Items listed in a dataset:
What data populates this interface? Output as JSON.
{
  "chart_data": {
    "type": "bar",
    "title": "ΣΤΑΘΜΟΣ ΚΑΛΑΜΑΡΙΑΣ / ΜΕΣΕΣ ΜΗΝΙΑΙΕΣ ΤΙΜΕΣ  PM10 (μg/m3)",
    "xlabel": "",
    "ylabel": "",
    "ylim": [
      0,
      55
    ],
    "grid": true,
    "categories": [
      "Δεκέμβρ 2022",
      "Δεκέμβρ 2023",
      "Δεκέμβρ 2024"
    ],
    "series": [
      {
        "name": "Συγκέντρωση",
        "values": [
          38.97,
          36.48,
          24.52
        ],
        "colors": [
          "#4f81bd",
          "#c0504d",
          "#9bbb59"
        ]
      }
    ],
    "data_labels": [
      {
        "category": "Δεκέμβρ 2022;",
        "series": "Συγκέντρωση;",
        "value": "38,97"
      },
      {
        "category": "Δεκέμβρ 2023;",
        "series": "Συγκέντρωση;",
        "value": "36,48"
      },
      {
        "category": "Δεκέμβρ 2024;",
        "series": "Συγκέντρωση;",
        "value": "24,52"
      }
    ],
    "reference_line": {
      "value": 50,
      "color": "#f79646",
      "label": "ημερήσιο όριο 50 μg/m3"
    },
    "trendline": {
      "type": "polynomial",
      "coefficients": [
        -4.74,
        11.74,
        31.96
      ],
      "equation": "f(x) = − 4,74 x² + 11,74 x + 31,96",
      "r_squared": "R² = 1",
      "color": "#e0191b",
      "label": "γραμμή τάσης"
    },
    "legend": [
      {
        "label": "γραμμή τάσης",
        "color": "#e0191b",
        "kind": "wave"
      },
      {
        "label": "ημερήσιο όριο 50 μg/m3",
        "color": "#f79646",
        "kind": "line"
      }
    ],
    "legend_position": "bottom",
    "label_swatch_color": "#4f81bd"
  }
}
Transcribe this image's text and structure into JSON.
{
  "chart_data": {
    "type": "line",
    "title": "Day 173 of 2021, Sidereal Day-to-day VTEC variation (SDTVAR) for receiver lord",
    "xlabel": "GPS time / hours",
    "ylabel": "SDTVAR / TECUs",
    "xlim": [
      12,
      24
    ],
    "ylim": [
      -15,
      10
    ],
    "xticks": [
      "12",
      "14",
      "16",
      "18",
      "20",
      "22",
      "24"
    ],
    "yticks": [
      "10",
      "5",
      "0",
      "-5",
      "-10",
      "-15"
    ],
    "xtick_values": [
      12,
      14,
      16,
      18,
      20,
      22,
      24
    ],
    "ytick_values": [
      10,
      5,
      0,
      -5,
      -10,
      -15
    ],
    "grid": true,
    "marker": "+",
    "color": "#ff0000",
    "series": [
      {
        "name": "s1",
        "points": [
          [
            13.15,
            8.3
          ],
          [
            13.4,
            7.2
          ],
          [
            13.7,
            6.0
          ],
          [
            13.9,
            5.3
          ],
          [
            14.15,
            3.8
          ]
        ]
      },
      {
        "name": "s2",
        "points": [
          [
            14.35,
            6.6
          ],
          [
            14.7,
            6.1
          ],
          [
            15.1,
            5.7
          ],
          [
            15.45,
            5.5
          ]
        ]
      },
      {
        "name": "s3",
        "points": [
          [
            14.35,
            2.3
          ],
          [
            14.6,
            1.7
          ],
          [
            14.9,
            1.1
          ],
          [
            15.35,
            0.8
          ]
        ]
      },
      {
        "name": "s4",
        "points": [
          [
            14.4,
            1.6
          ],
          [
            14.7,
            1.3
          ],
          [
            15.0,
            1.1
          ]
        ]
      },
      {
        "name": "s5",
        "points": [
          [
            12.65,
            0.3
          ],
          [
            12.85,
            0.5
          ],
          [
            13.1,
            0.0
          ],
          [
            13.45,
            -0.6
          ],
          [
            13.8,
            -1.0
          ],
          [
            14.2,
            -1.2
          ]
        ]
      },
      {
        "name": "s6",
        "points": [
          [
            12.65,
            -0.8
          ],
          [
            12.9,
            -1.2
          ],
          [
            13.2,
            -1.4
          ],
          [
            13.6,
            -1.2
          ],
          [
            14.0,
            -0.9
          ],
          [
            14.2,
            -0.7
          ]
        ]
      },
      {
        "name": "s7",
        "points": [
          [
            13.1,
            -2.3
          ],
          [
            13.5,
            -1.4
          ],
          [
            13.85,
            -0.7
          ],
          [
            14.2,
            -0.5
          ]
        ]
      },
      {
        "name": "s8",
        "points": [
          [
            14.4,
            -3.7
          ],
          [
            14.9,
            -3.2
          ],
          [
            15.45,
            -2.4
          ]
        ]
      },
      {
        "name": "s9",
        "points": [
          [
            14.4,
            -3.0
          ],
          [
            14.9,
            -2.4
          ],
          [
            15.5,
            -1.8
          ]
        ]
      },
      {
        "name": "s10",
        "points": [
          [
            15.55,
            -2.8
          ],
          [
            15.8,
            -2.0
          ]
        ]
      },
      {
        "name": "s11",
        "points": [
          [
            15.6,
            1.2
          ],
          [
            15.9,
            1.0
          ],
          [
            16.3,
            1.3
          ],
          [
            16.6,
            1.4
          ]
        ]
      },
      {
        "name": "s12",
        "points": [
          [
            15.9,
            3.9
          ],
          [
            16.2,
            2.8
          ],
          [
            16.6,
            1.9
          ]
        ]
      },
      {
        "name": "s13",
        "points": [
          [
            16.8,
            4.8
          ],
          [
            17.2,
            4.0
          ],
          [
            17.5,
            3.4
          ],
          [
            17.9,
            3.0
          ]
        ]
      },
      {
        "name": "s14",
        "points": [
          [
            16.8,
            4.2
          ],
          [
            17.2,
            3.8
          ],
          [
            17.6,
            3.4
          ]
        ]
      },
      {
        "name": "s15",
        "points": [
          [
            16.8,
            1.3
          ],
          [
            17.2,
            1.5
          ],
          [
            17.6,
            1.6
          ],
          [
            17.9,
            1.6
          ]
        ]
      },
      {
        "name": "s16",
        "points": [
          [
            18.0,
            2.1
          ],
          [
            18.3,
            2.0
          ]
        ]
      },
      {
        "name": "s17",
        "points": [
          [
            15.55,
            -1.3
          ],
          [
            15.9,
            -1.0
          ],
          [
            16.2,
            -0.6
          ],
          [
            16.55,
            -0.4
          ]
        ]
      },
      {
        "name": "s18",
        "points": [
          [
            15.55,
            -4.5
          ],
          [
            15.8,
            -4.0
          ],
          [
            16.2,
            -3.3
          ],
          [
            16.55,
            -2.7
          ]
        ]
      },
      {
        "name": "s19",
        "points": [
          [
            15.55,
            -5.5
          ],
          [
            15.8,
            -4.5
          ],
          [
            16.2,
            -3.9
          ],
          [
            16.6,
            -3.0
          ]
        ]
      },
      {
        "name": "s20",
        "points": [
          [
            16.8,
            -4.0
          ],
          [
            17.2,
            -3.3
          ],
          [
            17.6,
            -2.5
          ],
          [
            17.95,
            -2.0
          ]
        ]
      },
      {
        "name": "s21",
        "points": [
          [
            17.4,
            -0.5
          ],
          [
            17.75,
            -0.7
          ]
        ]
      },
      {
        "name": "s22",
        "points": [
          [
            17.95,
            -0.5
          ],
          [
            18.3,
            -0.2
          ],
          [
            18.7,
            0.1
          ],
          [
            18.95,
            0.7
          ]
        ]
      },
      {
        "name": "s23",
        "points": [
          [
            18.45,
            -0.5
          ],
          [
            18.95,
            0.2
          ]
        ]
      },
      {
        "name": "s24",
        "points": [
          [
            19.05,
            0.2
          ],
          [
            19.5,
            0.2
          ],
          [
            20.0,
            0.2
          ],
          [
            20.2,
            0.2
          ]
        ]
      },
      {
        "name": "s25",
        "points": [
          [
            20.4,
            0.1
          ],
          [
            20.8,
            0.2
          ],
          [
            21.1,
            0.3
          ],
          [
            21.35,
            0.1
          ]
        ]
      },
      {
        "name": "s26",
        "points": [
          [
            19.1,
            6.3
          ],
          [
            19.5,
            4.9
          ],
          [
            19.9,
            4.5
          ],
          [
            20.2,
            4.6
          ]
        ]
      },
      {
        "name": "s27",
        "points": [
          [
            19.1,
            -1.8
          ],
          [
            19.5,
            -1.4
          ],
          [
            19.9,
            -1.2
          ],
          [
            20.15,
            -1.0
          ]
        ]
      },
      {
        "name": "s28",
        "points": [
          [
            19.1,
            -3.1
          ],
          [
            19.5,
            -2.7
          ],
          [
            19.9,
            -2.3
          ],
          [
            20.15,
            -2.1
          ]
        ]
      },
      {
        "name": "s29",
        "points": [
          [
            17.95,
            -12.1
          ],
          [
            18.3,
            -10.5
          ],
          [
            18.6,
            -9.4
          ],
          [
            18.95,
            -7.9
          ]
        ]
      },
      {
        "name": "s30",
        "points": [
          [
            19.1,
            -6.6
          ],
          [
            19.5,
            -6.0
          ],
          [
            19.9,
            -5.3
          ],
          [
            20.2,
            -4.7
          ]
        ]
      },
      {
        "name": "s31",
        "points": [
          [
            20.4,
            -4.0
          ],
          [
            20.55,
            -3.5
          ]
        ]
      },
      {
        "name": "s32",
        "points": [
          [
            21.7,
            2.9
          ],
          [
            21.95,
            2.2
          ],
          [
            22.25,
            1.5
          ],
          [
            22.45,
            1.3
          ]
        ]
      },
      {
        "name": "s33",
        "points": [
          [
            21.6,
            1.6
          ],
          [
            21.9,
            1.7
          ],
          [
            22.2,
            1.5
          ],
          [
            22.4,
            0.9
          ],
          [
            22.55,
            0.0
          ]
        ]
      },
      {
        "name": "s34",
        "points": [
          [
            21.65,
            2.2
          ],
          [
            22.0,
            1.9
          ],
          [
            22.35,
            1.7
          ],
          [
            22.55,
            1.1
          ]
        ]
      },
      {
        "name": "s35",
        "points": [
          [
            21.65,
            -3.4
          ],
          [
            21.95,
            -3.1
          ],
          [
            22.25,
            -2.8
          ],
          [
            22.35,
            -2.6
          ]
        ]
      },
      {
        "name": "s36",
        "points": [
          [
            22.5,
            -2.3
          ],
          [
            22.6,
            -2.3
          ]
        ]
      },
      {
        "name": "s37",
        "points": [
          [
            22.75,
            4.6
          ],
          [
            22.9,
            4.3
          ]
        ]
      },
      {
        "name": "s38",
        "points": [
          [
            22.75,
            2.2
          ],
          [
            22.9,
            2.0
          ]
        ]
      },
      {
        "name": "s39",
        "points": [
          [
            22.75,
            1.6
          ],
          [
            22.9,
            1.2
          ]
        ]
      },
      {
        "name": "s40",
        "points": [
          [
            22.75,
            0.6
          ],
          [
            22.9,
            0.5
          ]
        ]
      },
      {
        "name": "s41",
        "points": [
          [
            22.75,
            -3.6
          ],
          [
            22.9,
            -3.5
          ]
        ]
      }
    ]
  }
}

> [EXERCISE DESCRIPTION] Looking at the records above, work out how many lines include the string "Δεκέμβρ". Give the number and nothing else.

> [FINAL ANSWER] 6